==== Data to use
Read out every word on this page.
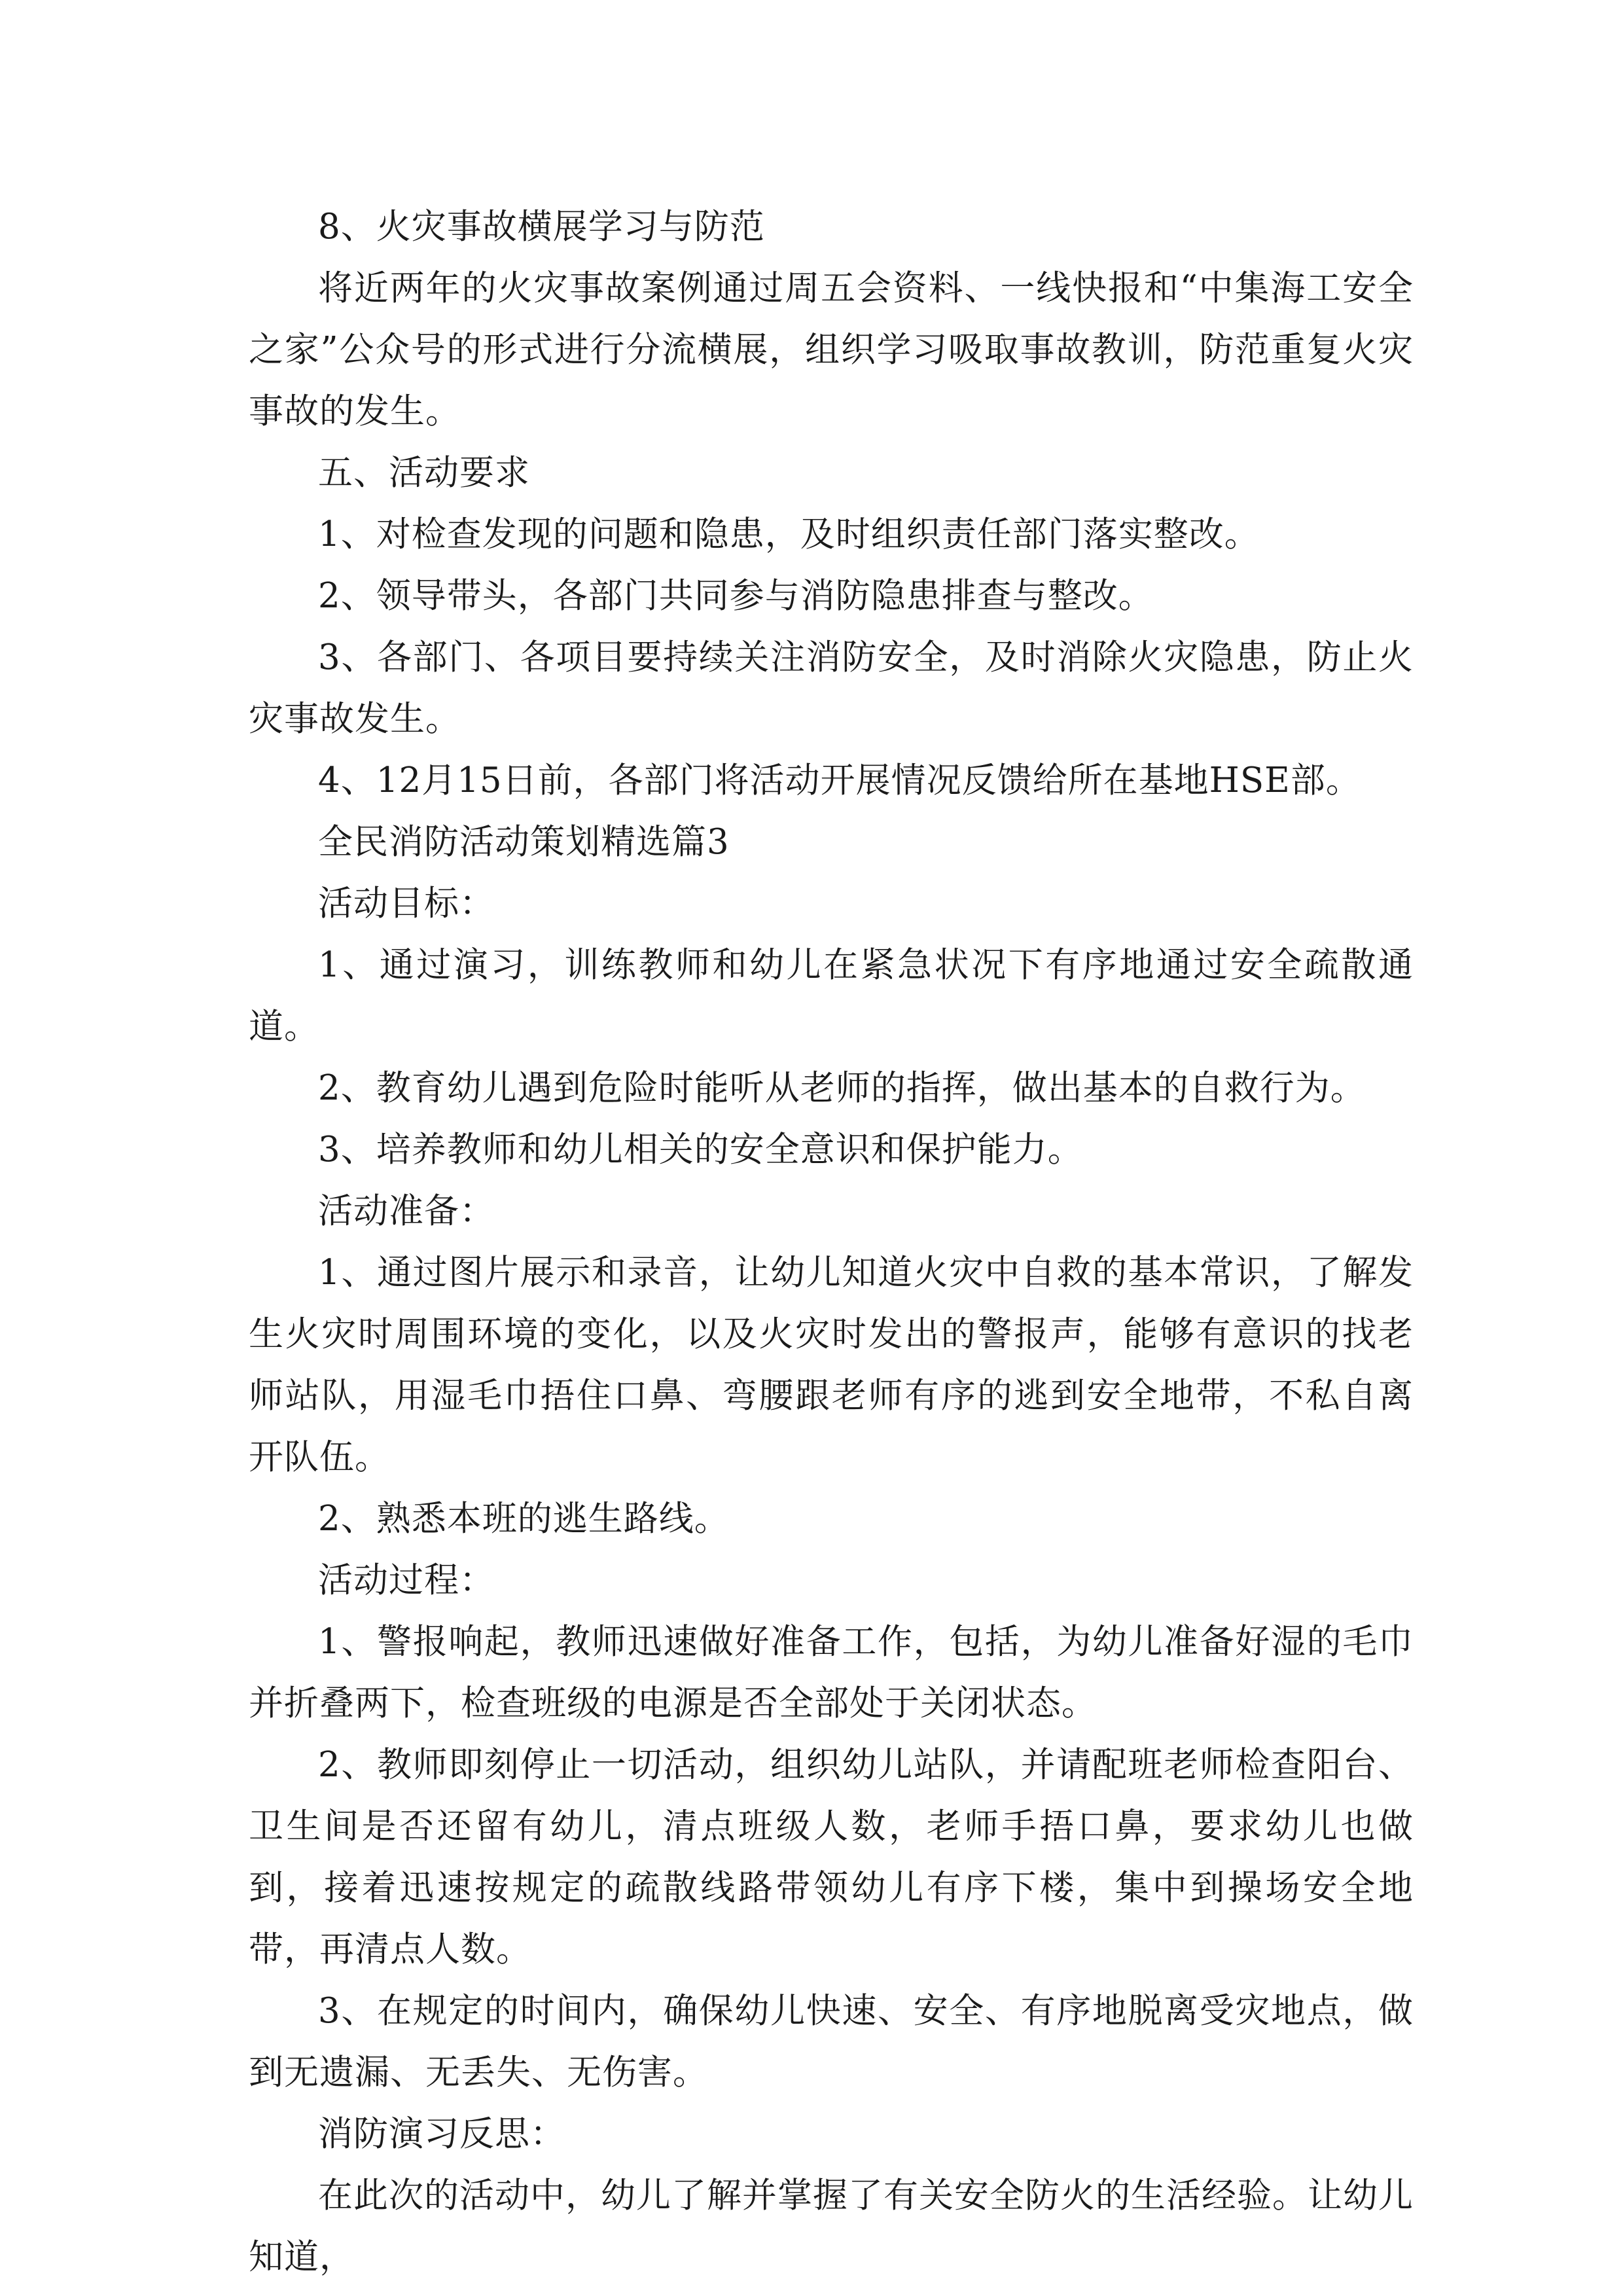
8、火灾事故横展学习与防范

将近两年的火灾事故案例通过周五会资料、一线快报和“中集海工安全之家”公众号的形式进行分流横展，组织学习吸取事故教训，防范重复火灾事故的发生。

五、活动要求

1、对检查发现的问题和隐患，及时组织责任部门落实整改。

2、领导带头，各部门共同参与消防隐患排查与整改。

3、各部门、各项目要持续关注消防安全，及时消除火灾隐患，防止火灾事故发生。

4、12月15日前，各部门将活动开展情况反馈给所在基地HSE部。

全民消防活动策划精选篇3

活动目标：

1、通过演习，训练教师和幼儿在紧急状况下有序地通过安全疏散通道。

2、教育幼儿遇到危险时能听从老师的指挥，做出基本的自救行为。

3、培养教师和幼儿相关的安全意识和保护能力。

活动准备：

1、通过图片展示和录音，让幼儿知道火灾中自救的基本常识，了解发生火灾时周围环境的变化，以及火灾时发出的警报声，能够有意识的找老师站队，用湿毛巾捂住口鼻、弯腰跟老师有序的逃到安全地带，不私自离开队伍。

2、熟悉本班的逃生路线。

活动过程：

1、警报响起，教师迅速做好准备工作，包括，为幼儿准备好湿的毛巾并折叠两下，检查班级的电源是否全部处于关闭状态。

2、教师即刻停止一切活动，组织幼儿站队，并请配班老师检查阳台、卫生间是否还留有幼儿，清点班级人数，老师手捂口鼻，要求幼儿也做到，接着迅速按规定的疏散线路带领幼儿有序下楼，集中到操场安全地带，再清点人数。

3、在规定的时间内，确保幼儿快速、安全、有序地脱离受灾地点，做到无遗漏、无丢失、无伤害。

消防演习反思：

在此次的活动中，幼儿了解并掌握了有关安全防火的生活经验。让幼儿知道，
========
Copy the material exactly. Do not include the pictures.

Read out every word on this page.
8、火灾事故横展学习与防范

将近两年的火灾事故案例通过周五会资料、一线快报和“中集海工安全之家”公众号的形式进行分流横展，组织学习吸取事故教训，防范重复火灾事故的发生。

五、活动要求

1、对检查发现的问题和隐患，及时组织责任部门落实整改。

2、领导带头，各部门共同参与消防隐患排查与整改。

3、各部门、各项目要持续关注消防安全，及时消除火灾隐患，防止火灾事故发生。

4、12月15日前，各部门将活动开展情况反馈给所在基地HSE部。

全民消防活动策划精选篇3

活动目标：

1、通过演习，训练教师和幼儿在紧急状况下有序地通过安全疏散通道。

2、教育幼儿遇到危险时能听从老师的指挥，做出基本的自救行为。

3、培养教师和幼儿相关的安全意识和保护能力。

活动准备：

1、通过图片展示和录音，让幼儿知道火灾中自救的基本常识，了解发生火灾时周围环境的变化，以及火灾时发出的警报声，能够有意识的找老师站队，用湿毛巾捂住口鼻、弯腰跟老师有序的逃到安全地带，不私自离开队伍。

2、熟悉本班的逃生路线。

活动过程：

1、警报响起，教师迅速做好准备工作，包括，为幼儿准备好湿的毛巾并折叠两下，检查班级的电源是否全部处于关闭状态。

2、教师即刻停止一切活动，组织幼儿站队，并请配班老师检查阳台、卫生间是否还留有幼儿，清点班级人数，老师手捂口鼻，要求幼儿也做到，接着迅速按规定的疏散线路带领幼儿有序下楼，集中到操场安全地带，再清点人数。

3、在规定的时间内，确保幼儿快速、安全、有序地脱离受灾地点，做到无遗漏、无丢失、无伤害。

消防演习反思：

在此次的活动中，幼儿了解并掌握了有关安全防火的生活经验。让幼儿知道，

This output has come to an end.